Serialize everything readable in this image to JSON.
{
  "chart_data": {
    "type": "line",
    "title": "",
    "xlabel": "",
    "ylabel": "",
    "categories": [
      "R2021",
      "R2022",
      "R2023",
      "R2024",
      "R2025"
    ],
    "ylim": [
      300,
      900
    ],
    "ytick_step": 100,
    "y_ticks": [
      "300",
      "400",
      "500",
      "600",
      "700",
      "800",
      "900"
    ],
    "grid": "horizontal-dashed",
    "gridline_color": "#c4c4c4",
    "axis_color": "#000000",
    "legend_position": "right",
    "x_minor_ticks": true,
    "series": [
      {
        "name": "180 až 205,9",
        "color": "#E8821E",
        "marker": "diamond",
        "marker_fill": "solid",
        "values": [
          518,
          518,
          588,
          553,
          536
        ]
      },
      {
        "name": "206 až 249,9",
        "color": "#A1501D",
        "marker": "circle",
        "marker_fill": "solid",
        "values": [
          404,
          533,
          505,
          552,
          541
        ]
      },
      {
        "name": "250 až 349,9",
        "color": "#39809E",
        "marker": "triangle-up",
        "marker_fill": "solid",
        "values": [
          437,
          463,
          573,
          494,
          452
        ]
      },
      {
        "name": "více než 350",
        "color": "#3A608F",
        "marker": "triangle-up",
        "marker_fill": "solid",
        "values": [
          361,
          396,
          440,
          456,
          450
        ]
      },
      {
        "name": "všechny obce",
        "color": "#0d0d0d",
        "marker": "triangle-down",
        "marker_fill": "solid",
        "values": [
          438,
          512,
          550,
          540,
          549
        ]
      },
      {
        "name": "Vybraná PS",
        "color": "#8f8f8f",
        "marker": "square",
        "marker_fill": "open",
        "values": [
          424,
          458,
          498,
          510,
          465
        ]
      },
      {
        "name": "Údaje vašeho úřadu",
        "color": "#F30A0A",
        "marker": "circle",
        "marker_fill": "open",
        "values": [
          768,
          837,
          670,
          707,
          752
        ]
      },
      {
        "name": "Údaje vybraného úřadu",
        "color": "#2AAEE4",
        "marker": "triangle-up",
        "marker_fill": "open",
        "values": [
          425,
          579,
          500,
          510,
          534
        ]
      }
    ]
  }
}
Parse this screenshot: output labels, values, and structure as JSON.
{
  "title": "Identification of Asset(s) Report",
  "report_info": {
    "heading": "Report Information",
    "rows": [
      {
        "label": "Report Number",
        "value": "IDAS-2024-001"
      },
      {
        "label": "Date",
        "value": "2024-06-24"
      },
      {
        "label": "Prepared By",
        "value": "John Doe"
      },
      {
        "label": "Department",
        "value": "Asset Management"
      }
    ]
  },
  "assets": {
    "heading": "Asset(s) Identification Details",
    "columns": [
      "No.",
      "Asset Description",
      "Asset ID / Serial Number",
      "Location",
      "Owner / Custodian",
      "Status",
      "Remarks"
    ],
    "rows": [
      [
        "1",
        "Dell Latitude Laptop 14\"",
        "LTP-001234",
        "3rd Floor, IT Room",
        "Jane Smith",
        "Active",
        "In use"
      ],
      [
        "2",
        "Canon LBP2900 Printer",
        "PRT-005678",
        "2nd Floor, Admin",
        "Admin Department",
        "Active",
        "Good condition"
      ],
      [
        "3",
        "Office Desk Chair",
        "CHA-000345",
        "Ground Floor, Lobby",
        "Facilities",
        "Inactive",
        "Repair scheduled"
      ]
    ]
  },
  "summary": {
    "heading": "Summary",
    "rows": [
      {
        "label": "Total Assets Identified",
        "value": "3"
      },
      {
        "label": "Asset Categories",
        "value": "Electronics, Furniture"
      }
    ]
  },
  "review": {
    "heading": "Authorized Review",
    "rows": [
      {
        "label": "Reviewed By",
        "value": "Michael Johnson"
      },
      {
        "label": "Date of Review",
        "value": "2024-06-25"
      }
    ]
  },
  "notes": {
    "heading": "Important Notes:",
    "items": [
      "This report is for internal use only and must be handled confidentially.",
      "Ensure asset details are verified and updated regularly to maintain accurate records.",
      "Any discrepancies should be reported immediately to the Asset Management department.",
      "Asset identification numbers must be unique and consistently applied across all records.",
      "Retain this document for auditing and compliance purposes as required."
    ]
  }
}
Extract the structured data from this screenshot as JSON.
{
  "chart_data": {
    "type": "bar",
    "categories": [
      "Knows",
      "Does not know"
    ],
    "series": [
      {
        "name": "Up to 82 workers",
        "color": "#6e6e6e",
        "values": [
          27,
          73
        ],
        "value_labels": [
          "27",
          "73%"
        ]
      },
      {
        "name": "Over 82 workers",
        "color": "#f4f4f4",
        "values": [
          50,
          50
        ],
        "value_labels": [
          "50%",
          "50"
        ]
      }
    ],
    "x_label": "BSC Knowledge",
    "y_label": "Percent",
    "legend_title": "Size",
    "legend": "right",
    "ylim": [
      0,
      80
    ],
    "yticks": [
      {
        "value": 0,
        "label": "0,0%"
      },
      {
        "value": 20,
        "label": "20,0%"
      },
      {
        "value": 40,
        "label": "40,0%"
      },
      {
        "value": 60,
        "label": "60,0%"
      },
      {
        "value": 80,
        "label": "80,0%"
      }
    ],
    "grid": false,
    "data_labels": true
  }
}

Instructions to follow:
Return every line above in which the string "JSON" occurs.

Final result:
Serialize everything readable in this image to JSON.
Parse this screenshot: output labels, values, and structure as JSON.
Extract the structured data from this screenshot as JSON.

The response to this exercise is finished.